Image-prix : comment mesurer et piloter la perception consommateur ?
En période d’inflation, les consommateurs se réfugient chez les discounters, persuadés que ces enseignes offriront les prix les plus bas pour leurs achats du quotidien : LIDL +0.6 pt et ALDI +0.5pt de PDM novembre 2022 versus novembre 2020.*
Seulement, cette intuition ne tient pas devant la récente étude UFC Que Choisir** : Pour les produits les plus accessibles, premiers prix et marques distributeurs, les prix sont meilleurs chez Système U, Intermarché, Auchan ou Leclerc.
Les professionnels du prix se posent alors cette question : Comment s’emparer de ce sentiment diffus qu’est l’image-prix, le maîtriser, et y répondre avec les bon prix et la bonne communication ?
Chez Mercio, nous définissons l’image-prix comme la représentation que les consommateurs se font du niveau des prix d’une enseigne. L’image-prix est un concept hybride. Elle va à la fois convoquer des éléments quantitatifs clairs comme les prix des produits ou les écarts vis-à-vis des enseignes concurrentes, mais également des éléments qualitatifs comme la cohérence des prix avec l’identité de l’enseigne en tant que marque. Les éléments constitutifs de l’image-prix étant à la fois conscients et inconscients, l’analyse de l’image-prix du côté des enseignes est particulièrement complexe.
Il est tentant de réduire la mesure de l’image-prix au calcul d’indices prix moyen calculés vis-à-vis de la concurrence du marché sans passer par la vision consommateur. Ce raccourci permet de simplifier la gestion de l’image prix en termes de pricing avec un suivi d’indices panélistes moyennisés. Mais cette vision réduite ne rend pas compte de l’image prix de l’enseigne et n’offre qu’une vision partielle de la performance de la politique-prix. Car en définitive, ce qui intéresse les distributeurs, est-ce la réalité de leur positionnement, ou la perception que les consommateurs en ont ?
Dans cet article je vous propose d’explorer l’image prix par le prisme consommateur et de mettre en lumière quelques bonnes pratiques dans le pilotage pricing.
Niveaux de prix, image-prix et image de marque: articuler ces trois concepts marketing plutôt que les confondre
Nous lisons régulièrement des articles de la presse spécialisée proposant des classements d’enseignes selon leur indice prix. Presque à chaque fois, cet élément sert de mesure de l’image-prix et est moyennisé au niveau national. Il y a donc souvent une confusion entre les concepts d’indice prix et d’image-prix. L’élément retenu par ces classements ne renseigne que partiellement sur la perception que les consommateurs se font de ces enseignes, et ne constitue pas une analyse complète de l’image-prix. Pour compléter l’analyse, il convient de se demander si le consommateur retrouve, sur les étiquettes, la promesse faite par la marque dans sa communication et son identité.
........
- _EXERCICE COURT 1_: D'après le texte sur l'image-prix, comment Mercio définit-elle l'image-prix ?
- _EXERCICE COURT 2_: Poursuivez le texte sur l'image-prix à la suite de sa dernière phrase.

- _MATÉRIEL FOURNI_:
........
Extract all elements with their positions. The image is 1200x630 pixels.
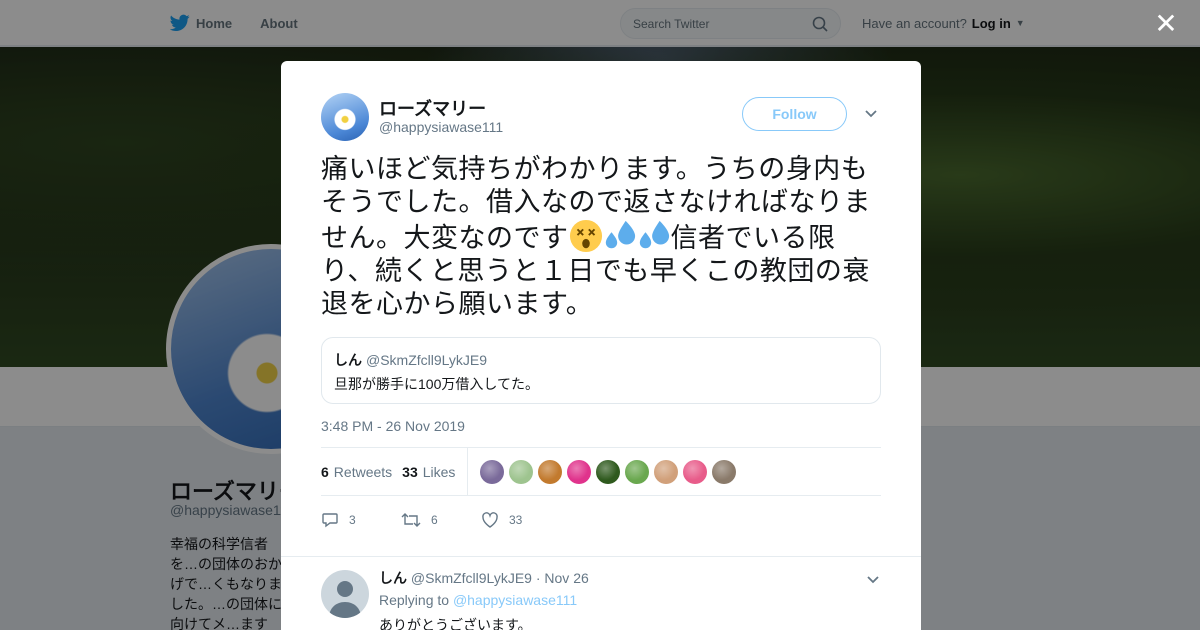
........
- _RÉPONSE PROPOSÉE 1_: Comme la représentation que les consommateurs se font du niveau des prix d'une enseigne.

- _RÉPONSE PROPOSÉE 2_:
Le consommateur se forge une image prix à partir de tous les signaux envoyés par la marque. Le merchandising, les promotions, les offres, permettent de se faire une opinion sur l’enseigne et d’évaluer son positionnement. Une plage d’ouverture plus grande, la proximité ou un bon achalandage sont autant de services dont la valeur est perçue par les consommateurs. Ces services ont donc également une incidence sur l’acceptabilité du prix facial, et contribuent à la construction de l’image prix. Ces éléments interviennent de manière inconsciente auprès du consommateur. Je sais que les prix de cette enseigne sont plus élevés, mais cela me semble justifié : le magasin est “mieux”, “j’ai plus de choix”, “c’est plus simple de faire mes courses là- bas”, “c’est agréable”.
En somme, une bonne image prix ne nécessite pas d’être le moins cher. Monoprix a un positionnement prix plus élevé que beaucoup d’autres acteurs de la grande distribution, cela n’est pas pour autant néfaste pour son image-prix. Dans les années 2000 son positionnement prix haut a été remis en question avec le déploiement de distributeurs moins chers en concurrence directe. Afin de maintenir une bonne image prix, Monoprix a pris le parti d’augmenter sa valeur de marque par le biais de ses produits et de promouvoir la qualité, en augmentant l’offre de service et en adoptant une nouvelle stratégie marketing. Cette nouvelle approche a été un succès et a permis de justifier un prix plus élevé auprès du consommateur.
Le consommateur peut avoir conscience du positionnement élevé de l’enseigne de son choix, mais tout de même avoir un a priori positif vis-à-vis de l’image-prix de cette enseigne. Notamment si la qualité des produits et des services proposés justifient ce positionnement. À l’inverse un prix même le plus bas du marché peut être mal perçu si la qualité du produit n’est pas cohérente avec l’attente du consommateur, l’image prix de l’enseigne en sera alors dégradée. Un magasin discount n’offrira pas la même expérience client qu’un magasin classique. L’image prix n’est donc pas uniquement le résultat des prix pratiqués par l’enseigne. Il s’agit de proposer une offre dans laquelle les produits, les prix, le merchandising et les promos sont cohérents avec la promesse de l’enseigne.
Mesure de l’image-prix : comment calculer un indice prix rendant compte des subtilités de la perception client?
L’indice prix est un indicateur indispensable pour piloter son pricing. Il permet à l’enseigne de se positionner sur le marché face à ses concurrents. Mais, comme vu plus haut, il ne suffit pas à retranscrire l’image prix que l’enseigne a auprès de ses consommateurs. L’indice prix est un indicateur riche qui, avec de la sophistication, peut permettre d’assurer que la politique de prix correspond aux yeux du consommateur, à l’image prix de l’enseigne souhaitée.
Piloter les indices de compétitivité au niveau local
La finesse géographique est une clef de réussite. Pour l’illustrer, cette publicité Leclerc répondant à une publicité comparative Carrefour nous a fait sourire.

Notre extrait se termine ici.